───── Text passage
Revision as of 15:30, 4 October 2008

Anatta means ‘no self’ and the doctrine of anattà is the Buddha’s most unique and radical teaching. We usually assume that beyond our changing body, mind and experience is an unchanging and unique ego or self. Having identified this self as ‘me’ we then identify other things as ‘mine’ – ‘My spouse’ ‘My property’, ‘My religion’, ‘My country’, etc. This, according to the Buddha, is the cause of much of the distress and pain humans inflict upon themselves and others through greed, fear, ignorance, hatred and self-deception. The Buddha says, ‘Body is not self, feelings are not self, perception is not self, mental constructs are not self and consciousness is not self…When one sees this one becomes detached from these things, being detached the passions fade, when the passions have faded one is free, and being free one knows one is free’ (Samyutta Nikaya 3. 66). One sometimes hears it said that the purpose of Buddhism is to destroy the self. This is not correct simply because there is no self to destroy. The Buddha taught that when the idea of a permanent metaphysical self or soul is seen to be an illusion, then one will cease to suffer and also cease to inflict suffering on others.

References

  • Selfless Persons. Steven Collins, 1982.
  • Buddhism A to Z. Ven. Dhammika, 2007.
──────────
───── Source data
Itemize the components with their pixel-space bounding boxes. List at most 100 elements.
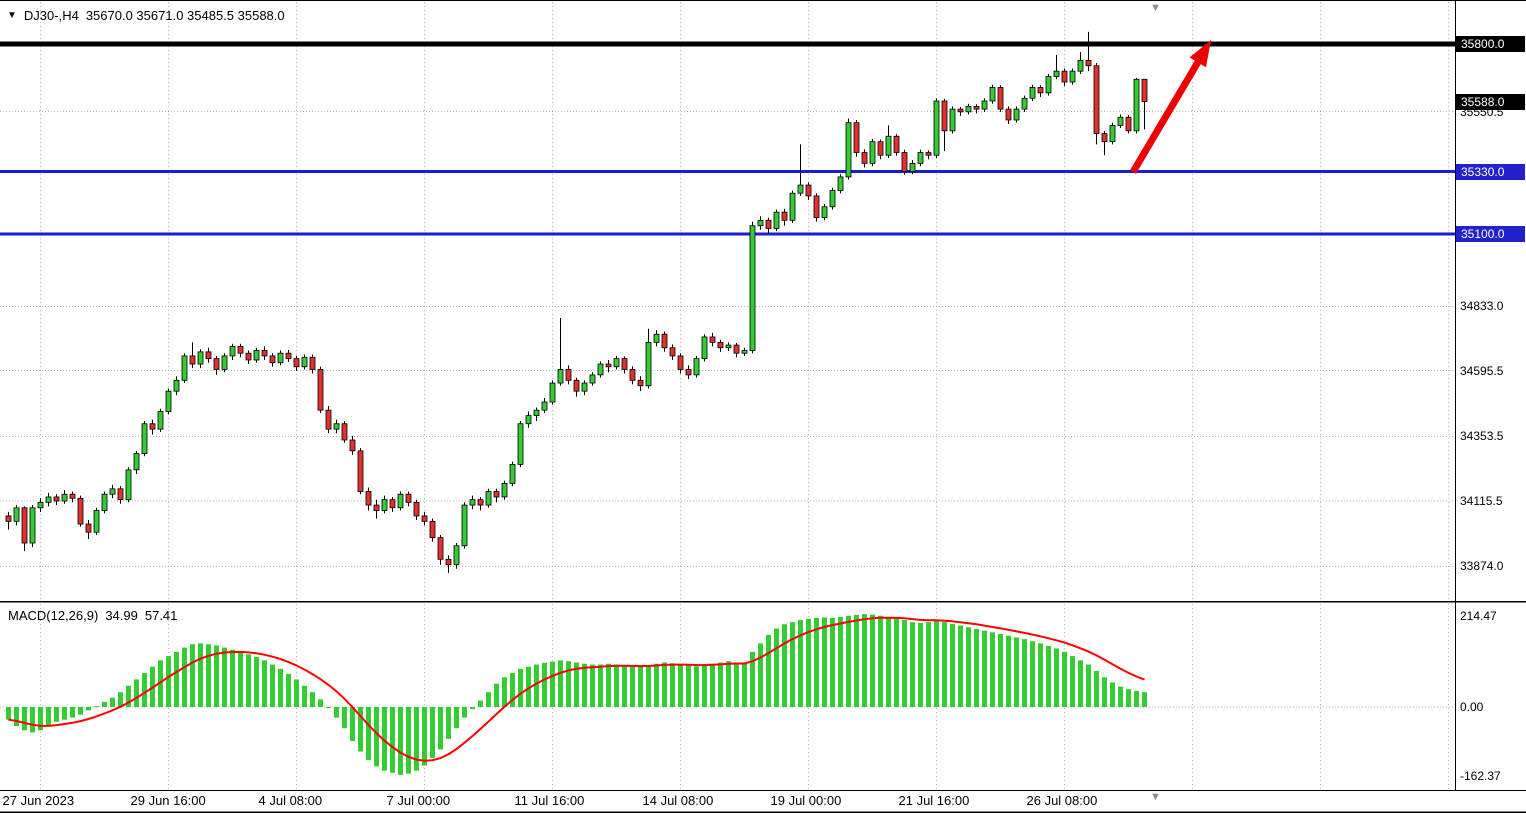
──────────
__Required work__
In the anatta passage, why is it incorrect to say that the purpose of Buddhism is to destroy the self?

__Expected answer__
There is no self to destroy.